-------- EXTRACTED ENTRIES --------
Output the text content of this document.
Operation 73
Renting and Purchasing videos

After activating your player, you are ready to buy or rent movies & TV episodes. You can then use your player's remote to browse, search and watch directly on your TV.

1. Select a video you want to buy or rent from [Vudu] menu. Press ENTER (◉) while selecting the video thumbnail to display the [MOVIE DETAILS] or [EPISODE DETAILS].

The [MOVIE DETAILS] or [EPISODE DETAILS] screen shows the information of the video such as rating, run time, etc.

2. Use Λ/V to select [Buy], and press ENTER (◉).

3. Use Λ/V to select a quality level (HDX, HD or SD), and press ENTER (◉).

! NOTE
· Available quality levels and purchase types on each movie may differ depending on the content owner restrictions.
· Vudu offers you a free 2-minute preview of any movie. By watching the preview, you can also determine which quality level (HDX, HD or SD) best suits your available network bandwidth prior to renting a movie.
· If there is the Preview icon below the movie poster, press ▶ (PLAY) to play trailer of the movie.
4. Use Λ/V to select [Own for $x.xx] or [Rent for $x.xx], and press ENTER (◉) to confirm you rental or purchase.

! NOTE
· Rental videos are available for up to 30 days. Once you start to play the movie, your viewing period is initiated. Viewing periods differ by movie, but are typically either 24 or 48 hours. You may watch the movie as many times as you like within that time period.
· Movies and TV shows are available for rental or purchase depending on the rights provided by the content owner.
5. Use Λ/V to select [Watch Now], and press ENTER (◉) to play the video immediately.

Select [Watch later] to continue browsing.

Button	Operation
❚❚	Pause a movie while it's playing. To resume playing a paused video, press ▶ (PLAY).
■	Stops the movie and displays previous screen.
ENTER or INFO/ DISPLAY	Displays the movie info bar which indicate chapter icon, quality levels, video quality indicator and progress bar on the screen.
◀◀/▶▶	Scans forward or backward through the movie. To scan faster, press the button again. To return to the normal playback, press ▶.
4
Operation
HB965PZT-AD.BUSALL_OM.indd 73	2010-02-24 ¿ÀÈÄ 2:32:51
--------
-------- EXTRACTED ENTRIES --------
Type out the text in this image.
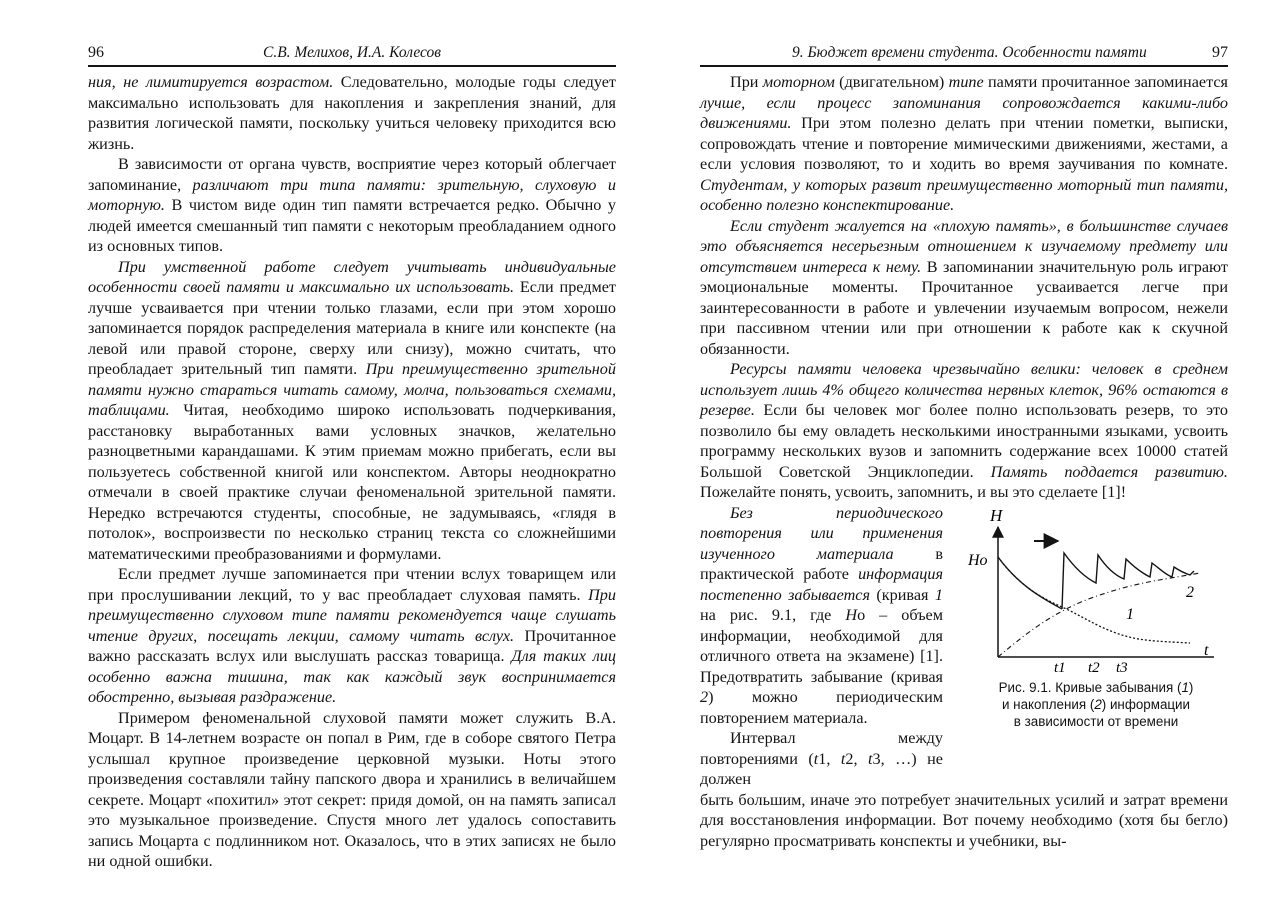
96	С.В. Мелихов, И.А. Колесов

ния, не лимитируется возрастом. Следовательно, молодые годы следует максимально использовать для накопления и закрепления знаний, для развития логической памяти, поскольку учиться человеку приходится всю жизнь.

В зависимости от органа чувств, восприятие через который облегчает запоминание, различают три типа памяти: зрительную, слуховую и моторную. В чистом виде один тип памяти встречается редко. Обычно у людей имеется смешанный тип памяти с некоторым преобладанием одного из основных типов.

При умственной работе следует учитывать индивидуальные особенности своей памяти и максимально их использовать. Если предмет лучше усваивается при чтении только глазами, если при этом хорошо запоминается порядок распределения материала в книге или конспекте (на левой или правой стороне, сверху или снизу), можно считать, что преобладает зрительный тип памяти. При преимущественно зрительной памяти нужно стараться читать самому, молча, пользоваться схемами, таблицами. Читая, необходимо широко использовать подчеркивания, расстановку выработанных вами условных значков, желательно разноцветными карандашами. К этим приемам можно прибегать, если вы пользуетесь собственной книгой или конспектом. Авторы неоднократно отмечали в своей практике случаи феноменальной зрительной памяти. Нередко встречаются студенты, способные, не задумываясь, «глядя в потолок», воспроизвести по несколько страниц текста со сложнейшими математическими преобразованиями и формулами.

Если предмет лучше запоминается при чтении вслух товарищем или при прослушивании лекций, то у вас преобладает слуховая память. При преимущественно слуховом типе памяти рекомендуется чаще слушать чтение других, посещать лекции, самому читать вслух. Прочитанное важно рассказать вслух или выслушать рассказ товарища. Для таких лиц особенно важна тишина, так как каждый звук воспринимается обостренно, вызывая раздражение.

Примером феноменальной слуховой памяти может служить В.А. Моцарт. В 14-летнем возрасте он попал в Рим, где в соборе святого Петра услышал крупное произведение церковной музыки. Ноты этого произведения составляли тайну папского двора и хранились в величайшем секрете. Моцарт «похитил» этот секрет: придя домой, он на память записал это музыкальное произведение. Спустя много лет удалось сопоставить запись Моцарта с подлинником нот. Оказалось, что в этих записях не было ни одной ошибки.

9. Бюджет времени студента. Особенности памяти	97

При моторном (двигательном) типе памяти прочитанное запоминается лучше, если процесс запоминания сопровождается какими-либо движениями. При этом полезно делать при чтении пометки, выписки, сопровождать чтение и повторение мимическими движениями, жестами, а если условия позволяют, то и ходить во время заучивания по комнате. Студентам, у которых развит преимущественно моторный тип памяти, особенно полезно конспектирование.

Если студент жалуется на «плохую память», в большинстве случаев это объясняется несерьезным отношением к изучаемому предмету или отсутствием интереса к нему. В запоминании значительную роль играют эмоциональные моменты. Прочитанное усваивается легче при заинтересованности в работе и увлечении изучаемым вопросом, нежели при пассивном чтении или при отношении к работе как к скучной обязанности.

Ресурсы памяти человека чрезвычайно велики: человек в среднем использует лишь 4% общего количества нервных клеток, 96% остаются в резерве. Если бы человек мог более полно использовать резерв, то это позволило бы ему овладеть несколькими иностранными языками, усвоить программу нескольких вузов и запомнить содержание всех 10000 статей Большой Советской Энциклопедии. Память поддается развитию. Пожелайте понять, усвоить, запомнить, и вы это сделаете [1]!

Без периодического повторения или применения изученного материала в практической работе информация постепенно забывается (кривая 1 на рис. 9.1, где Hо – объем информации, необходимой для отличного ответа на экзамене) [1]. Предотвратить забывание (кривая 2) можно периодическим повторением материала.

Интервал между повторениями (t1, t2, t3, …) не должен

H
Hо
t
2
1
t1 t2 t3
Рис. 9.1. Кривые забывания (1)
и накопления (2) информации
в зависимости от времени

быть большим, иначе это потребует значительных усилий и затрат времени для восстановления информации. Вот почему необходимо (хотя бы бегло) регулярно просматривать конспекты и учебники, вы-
--------
__GIVEN EXERCISE__
Pick out each line above that includes "owner" and show it.

__FINAL RESULT__
· Available quality levels and purchase types on each movie may differ depending on the content owner restrictions.
· Movies and TV shows are available for rental or purchase depending on the rights provided by the content owner.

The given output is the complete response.